>> START Material provided

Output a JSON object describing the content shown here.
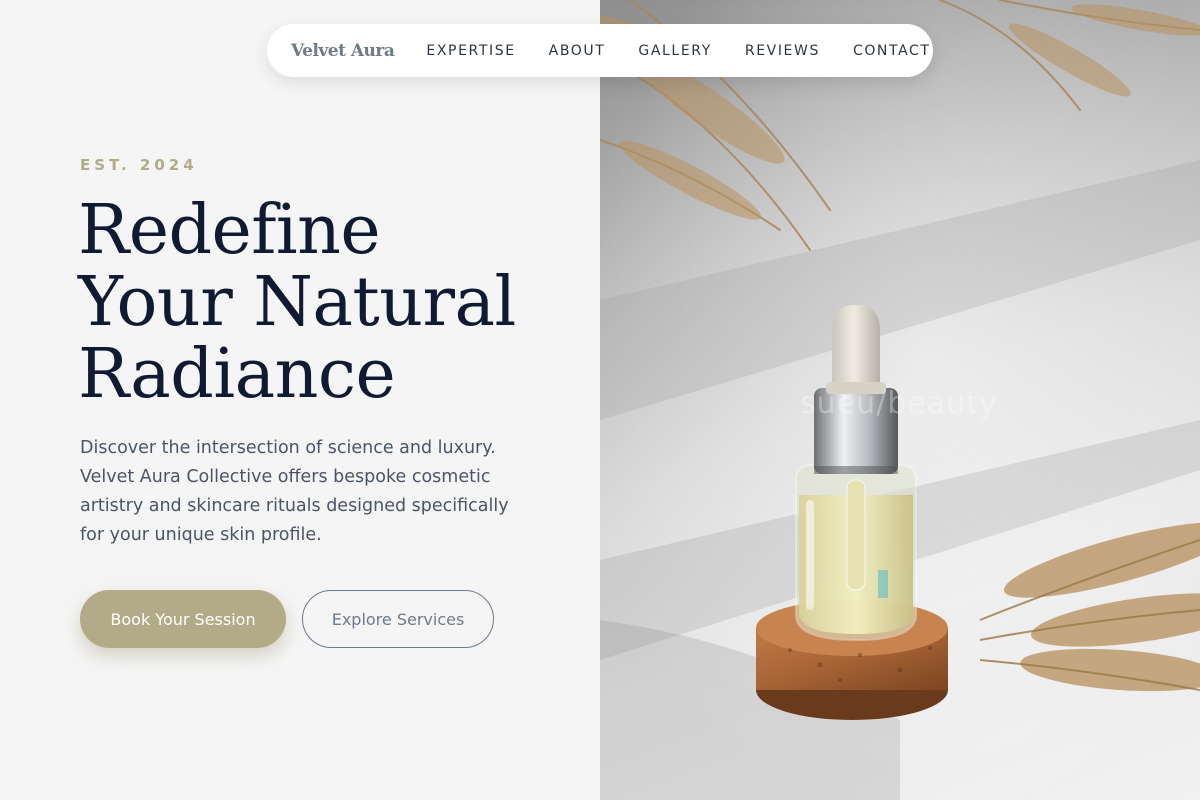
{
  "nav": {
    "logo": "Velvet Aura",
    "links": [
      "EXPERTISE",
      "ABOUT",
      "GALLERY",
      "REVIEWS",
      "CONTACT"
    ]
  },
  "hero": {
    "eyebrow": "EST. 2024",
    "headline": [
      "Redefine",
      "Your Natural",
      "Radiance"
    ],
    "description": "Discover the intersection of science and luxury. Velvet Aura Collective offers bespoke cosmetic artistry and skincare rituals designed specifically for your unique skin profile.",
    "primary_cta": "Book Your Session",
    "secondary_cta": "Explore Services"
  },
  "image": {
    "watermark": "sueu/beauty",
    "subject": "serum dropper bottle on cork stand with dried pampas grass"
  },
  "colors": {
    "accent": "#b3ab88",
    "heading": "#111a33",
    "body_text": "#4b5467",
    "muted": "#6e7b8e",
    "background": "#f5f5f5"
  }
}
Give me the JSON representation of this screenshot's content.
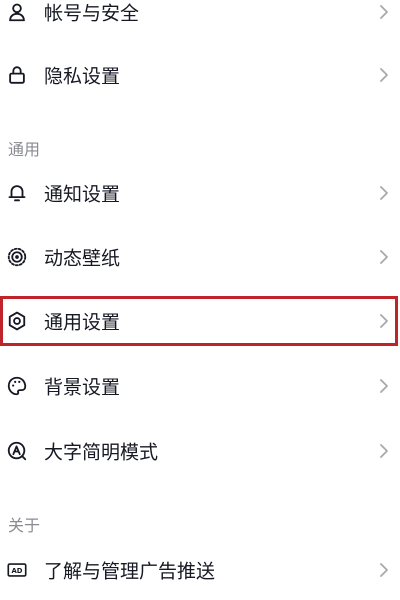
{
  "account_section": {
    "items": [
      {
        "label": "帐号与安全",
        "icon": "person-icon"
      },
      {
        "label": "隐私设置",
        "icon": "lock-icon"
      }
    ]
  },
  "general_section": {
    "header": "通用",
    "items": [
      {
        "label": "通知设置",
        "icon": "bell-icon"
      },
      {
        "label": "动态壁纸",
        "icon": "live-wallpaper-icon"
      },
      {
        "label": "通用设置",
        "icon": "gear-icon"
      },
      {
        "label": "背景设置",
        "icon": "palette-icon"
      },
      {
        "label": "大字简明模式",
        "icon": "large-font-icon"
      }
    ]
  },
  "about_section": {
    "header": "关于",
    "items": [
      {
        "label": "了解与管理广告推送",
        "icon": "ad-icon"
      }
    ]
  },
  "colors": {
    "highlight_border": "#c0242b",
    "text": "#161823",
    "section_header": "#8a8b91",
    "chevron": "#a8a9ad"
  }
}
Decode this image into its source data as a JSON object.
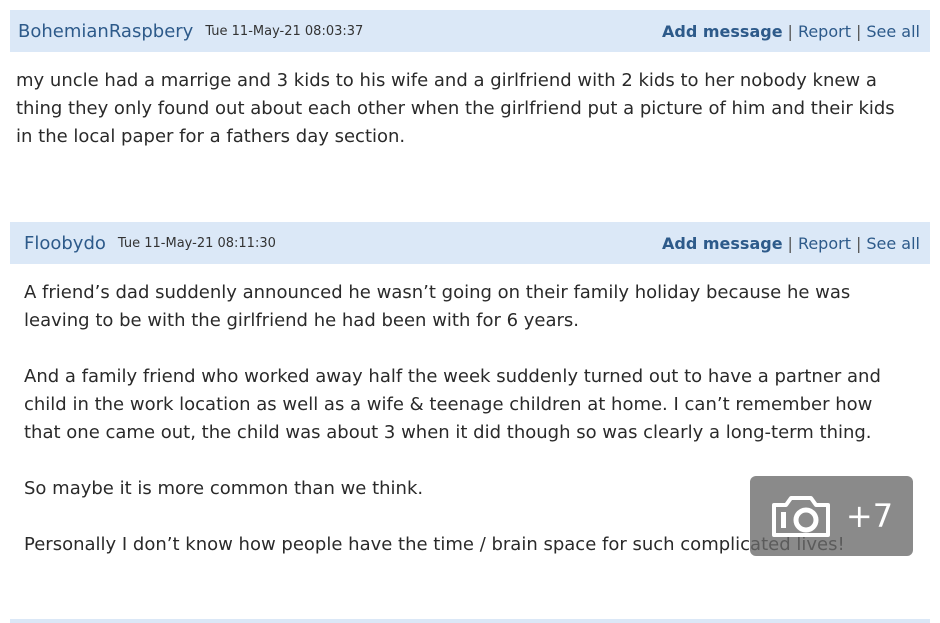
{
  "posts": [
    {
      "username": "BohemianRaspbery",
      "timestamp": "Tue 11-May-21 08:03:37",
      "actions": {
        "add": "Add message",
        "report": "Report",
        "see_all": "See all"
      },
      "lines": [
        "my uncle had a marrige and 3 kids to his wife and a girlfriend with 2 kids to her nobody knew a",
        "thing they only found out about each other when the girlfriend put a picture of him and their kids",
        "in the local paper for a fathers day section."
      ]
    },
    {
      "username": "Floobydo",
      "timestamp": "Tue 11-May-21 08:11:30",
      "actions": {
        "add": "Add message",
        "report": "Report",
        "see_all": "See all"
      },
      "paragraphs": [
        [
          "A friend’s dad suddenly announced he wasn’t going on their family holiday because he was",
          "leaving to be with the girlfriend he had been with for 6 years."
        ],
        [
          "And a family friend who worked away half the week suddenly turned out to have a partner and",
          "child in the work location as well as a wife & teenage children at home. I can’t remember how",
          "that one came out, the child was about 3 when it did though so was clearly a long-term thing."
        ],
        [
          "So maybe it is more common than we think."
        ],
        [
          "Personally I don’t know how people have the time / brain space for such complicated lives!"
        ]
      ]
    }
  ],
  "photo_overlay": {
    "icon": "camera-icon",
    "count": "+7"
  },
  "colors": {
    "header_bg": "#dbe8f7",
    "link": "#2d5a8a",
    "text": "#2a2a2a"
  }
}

>> END Material provided

Scan the listing above for the word "their" and copy every line that holds it.

        "thing they only found out about each other when the girlfriend put a picture of him and their kids",
          "A friend’s dad suddenly announced he wasn’t going on their family holiday because he was",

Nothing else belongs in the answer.